(Saved entries)
....................
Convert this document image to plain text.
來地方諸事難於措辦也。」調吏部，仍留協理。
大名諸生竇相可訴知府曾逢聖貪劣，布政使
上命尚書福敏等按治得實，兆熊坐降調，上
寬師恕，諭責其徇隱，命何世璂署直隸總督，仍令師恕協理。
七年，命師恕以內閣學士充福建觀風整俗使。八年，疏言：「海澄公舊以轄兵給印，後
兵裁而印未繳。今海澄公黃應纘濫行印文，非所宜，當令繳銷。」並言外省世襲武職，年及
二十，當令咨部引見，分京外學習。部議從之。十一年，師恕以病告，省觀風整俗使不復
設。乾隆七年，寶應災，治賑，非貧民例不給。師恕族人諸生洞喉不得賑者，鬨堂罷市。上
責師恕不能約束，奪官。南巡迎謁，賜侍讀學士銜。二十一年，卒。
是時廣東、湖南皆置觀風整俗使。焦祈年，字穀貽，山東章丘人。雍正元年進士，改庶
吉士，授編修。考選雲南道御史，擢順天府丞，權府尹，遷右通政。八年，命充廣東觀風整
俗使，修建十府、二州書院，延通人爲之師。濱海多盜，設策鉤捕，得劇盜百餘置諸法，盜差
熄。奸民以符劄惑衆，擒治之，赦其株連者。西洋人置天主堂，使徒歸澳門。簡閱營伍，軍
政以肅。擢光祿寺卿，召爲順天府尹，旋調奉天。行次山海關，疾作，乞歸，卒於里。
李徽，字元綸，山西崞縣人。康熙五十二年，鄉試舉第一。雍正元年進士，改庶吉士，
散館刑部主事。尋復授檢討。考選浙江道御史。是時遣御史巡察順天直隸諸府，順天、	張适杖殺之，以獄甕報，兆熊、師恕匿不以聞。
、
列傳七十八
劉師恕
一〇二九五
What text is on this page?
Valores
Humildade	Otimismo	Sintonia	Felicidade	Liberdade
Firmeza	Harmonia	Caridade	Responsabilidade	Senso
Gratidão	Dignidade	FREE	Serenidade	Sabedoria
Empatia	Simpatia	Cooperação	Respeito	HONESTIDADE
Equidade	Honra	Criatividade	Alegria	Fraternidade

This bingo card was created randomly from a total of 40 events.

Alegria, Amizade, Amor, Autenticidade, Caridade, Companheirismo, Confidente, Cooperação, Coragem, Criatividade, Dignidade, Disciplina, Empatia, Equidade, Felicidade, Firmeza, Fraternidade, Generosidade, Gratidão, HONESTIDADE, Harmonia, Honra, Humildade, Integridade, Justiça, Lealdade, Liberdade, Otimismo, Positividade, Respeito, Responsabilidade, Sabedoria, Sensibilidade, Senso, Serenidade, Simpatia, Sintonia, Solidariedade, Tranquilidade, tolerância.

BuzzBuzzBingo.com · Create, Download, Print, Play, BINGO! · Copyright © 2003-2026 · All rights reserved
....................
→ **Task**
Repeat exactly the lines from the one containing "What text is on this page?" through the last line of the records above, both included, and nothing else.

→ **Finished task**
What text is on this page?
Valores
Humildade	Otimismo	Sintonia	Felicidade	Liberdade
Firmeza	Harmonia	Caridade	Responsabilidade	Senso
Gratidão	Dignidade	FREE	Serenidade	Sabedoria
Empatia	Simpatia	Cooperação	Respeito	HONESTIDADE
Equidade	Honra	Criatividade	Alegria	Fraternidade

This bingo card was created randomly from a total of 40 events.

Alegria, Amizade, Amor, Autenticidade, Caridade, Companheirismo, Confidente, Cooperação, Coragem, Criatividade, Dignidade, Disciplina, Empatia, Equidade, Felicidade, Firmeza, Fraternidade, Generosidade, Gratidão, HONESTIDADE, Harmonia, Honra, Humildade, Integridade, Justiça, Lealdade, Liberdade, Otimismo, Positividade, Respeito, Responsabilidade, Sabedoria, Sensibilidade, Senso, Serenidade, Simpatia, Sintonia, Solidariedade, Tranquilidade, tolerância.

BuzzBuzzBingo.com · Create, Download, Print, Play, BINGO! · Copyright © 2003-2026 · All rights reserved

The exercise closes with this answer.